WHAT THE TASK ASKS:
Copy out the listing with every "column-divider" changed to "column-separator" and nothing else altered. Omit the pictures.

DATA EXTRACT:
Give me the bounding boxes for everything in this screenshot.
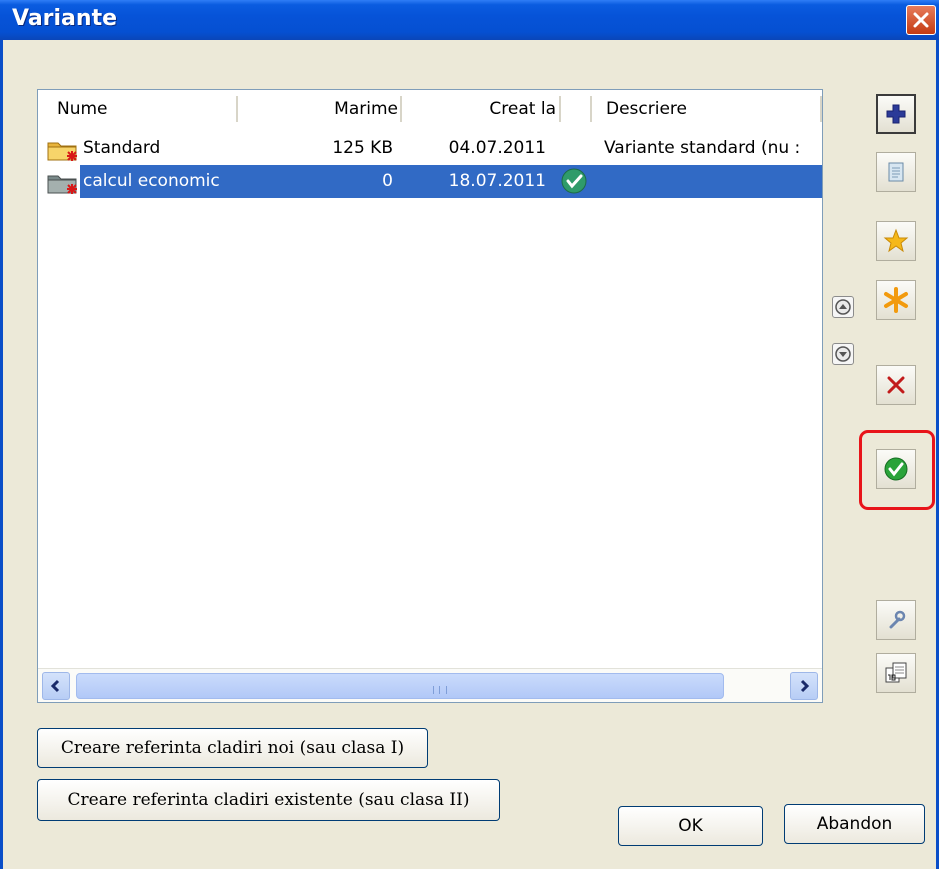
column-divider[interactable]: [236, 96, 239, 122]
variant-name: calcul economic: [80, 165, 236, 198]
delete-variant-button[interactable]: [876, 365, 916, 405]
variant-created: 04.07.2011: [448, 138, 546, 158]
variant-size: 0: [236, 165, 400, 198]
wrench-icon: [889, 610, 906, 629]
scroll-left-button[interactable]: [42, 672, 70, 700]
calendar-button[interactable]: [876, 653, 916, 693]
column-divider[interactable]: [590, 96, 593, 122]
ok-button[interactable]: OK: [618, 806, 763, 846]
add-icon: [886, 104, 906, 124]
scrollbar-thumb[interactable]: [76, 673, 724, 699]
move-up-button[interactable]: [832, 296, 854, 318]
horizontal-scrollbar[interactable]: [38, 668, 822, 702]
create-existing-reference-button[interactable]: Creare referinta cladiri existente (sau …: [37, 779, 500, 821]
favorite-button[interactable]: [876, 221, 916, 261]
scroll-right-button[interactable]: [790, 672, 818, 700]
variant-description: Variante standard (nu :: [604, 138, 801, 158]
folder-icon: [46, 132, 80, 165]
list-item[interactable]: Standard 125 KB 04.07.2011 Variante stan…: [38, 132, 822, 165]
star-icon: [883, 228, 909, 253]
list-header: Nume Marime Creat la Descriere: [38, 90, 822, 128]
column-header-creat-la[interactable]: Creat la: [406, 90, 556, 128]
title-bar[interactable]: Variante: [0, 0, 939, 40]
notepad-icon: [888, 162, 904, 182]
variants-list[interactable]: Nume Marime Creat la Descriere Standard …: [37, 89, 823, 703]
column-divider[interactable]: [820, 96, 822, 122]
asterisk-icon: [884, 287, 908, 313]
add-variant-button[interactable]: [876, 94, 916, 134]
delete-icon: [887, 376, 905, 394]
variant-size: 125 KB: [332, 138, 393, 158]
cancel-button[interactable]: Abandon: [784, 804, 925, 844]
chevron-right-icon: [800, 679, 810, 693]
chevron-left-icon: [50, 679, 60, 693]
variant-created: 18.07.2011: [400, 165, 560, 198]
grip-icon: [433, 686, 447, 694]
variante-dialog: Variante Nume Marime Creat la Descriere: [0, 0, 939, 869]
move-down-icon: [835, 346, 851, 362]
calendar-icon: [885, 662, 907, 683]
edit-variant-button[interactable]: [876, 152, 916, 192]
variant-name: Standard: [83, 138, 161, 158]
settings-button[interactable]: [876, 600, 916, 640]
column-header-nume[interactable]: Nume: [57, 90, 108, 128]
move-down-button[interactable]: [832, 343, 854, 365]
active-check-icon: [560, 165, 590, 198]
new-variant-button[interactable]: [876, 280, 916, 320]
move-up-icon: [835, 299, 851, 315]
column-divider[interactable]: [400, 96, 403, 122]
column-divider[interactable]: [559, 96, 562, 122]
variant-description: [590, 165, 822, 198]
folder-icon: [46, 165, 80, 198]
close-icon: [913, 12, 929, 28]
window-frame-left: [0, 40, 3, 869]
create-new-reference-button[interactable]: Creare referinta cladiri noi (sau clasa …: [37, 728, 428, 768]
close-button[interactable]: [906, 5, 936, 35]
column-header-marime[interactable]: Marime: [243, 90, 398, 128]
window-title: Variante: [12, 6, 118, 31]
list-item[interactable]: calcul economic 0 18.07.2011: [38, 165, 822, 198]
column-header-descriere[interactable]: Descriere: [606, 90, 687, 128]
highlight-ring: [859, 430, 935, 510]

PROBLEM SOLUTION:
Give me the bounding boxes for everything in this screenshot.
column-separator[interactable]: [236, 96, 239, 122]
variant-name: calcul economic: [80, 165, 236, 198]
delete-variant-button[interactable]: [876, 365, 916, 405]
variant-created: 04.07.2011: [448, 138, 546, 158]
variant-size: 0: [236, 165, 400, 198]
wrench-icon: [889, 610, 906, 629]
scroll-left-button[interactable]: [42, 672, 70, 700]
calendar-button[interactable]: [876, 653, 916, 693]
column-separator[interactable]: [590, 96, 593, 122]
ok-button[interactable]: OK: [618, 806, 763, 846]
add-icon: [886, 104, 906, 124]
scrollbar-thumb[interactable]: [76, 673, 724, 699]
move-up-button[interactable]: [832, 296, 854, 318]
horizontal-scrollbar[interactable]: [38, 668, 822, 702]
create-existing-reference-button[interactable]: Creare referinta cladiri existente (sau …: [37, 779, 500, 821]
favorite-button[interactable]: [876, 221, 916, 261]
scroll-right-button[interactable]: [790, 672, 818, 700]
variant-description: Variante standard (nu :: [604, 138, 801, 158]
folder-icon: [46, 132, 80, 165]
list-item[interactable]: Standard 125 KB 04.07.2011 Variante stan…: [38, 132, 822, 165]
star-icon: [883, 228, 909, 253]
list-header: Nume Marime Creat la Descriere: [38, 90, 822, 128]
column-header-creat-la[interactable]: Creat la: [406, 90, 556, 128]
title-bar[interactable]: Variante: [0, 0, 939, 40]
notepad-icon: [888, 162, 904, 182]
variants-list[interactable]: Nume Marime Creat la Descriere Standard …: [37, 89, 823, 703]
column-separator[interactable]: [820, 96, 822, 122]
asterisk-icon: [884, 287, 908, 313]
add-variant-button[interactable]: [876, 94, 916, 134]
delete-icon: [887, 376, 905, 394]
variant-size: 125 KB: [332, 138, 393, 158]
cancel-button[interactable]: Abandon: [784, 804, 925, 844]
chevron-right-icon: [800, 679, 810, 693]
chevron-left-icon: [50, 679, 60, 693]
variant-created: 18.07.2011: [400, 165, 560, 198]
grip-icon: [433, 686, 447, 694]
variante-dialog: Variante Nume Marime Creat la Descriere: [0, 0, 939, 869]
move-down-icon: [835, 346, 851, 362]
calendar-icon: [885, 662, 907, 683]
edit-variant-button[interactable]: [876, 152, 916, 192]
variant-name: Standard: [83, 138, 161, 158]
settings-button[interactable]: [876, 600, 916, 640]
column-header-nume[interactable]: Nume: [57, 90, 108, 128]
move-down-button[interactable]: [832, 343, 854, 365]
active-check-icon: [560, 165, 590, 198]
new-variant-button[interactable]: [876, 280, 916, 320]
move-up-icon: [835, 299, 851, 315]
column-separator[interactable]: [400, 96, 403, 122]
column-separator[interactable]: [559, 96, 562, 122]
variant-description: [590, 165, 822, 198]
folder-icon: [46, 165, 80, 198]
close-icon: [913, 12, 929, 28]
window-frame-left: [0, 40, 3, 869]
create-new-reference-button[interactable]: Creare referinta cladiri noi (sau clasa …: [37, 728, 428, 768]
close-button[interactable]: [906, 5, 936, 35]
column-header-marime[interactable]: Marime: [243, 90, 398, 128]
window-title: Variante: [12, 6, 118, 31]
list-item[interactable]: calcul economic 0 18.07.2011: [38, 165, 822, 198]
column-header-descriere[interactable]: Descriere: [606, 90, 687, 128]
highlight-ring: [859, 430, 935, 510]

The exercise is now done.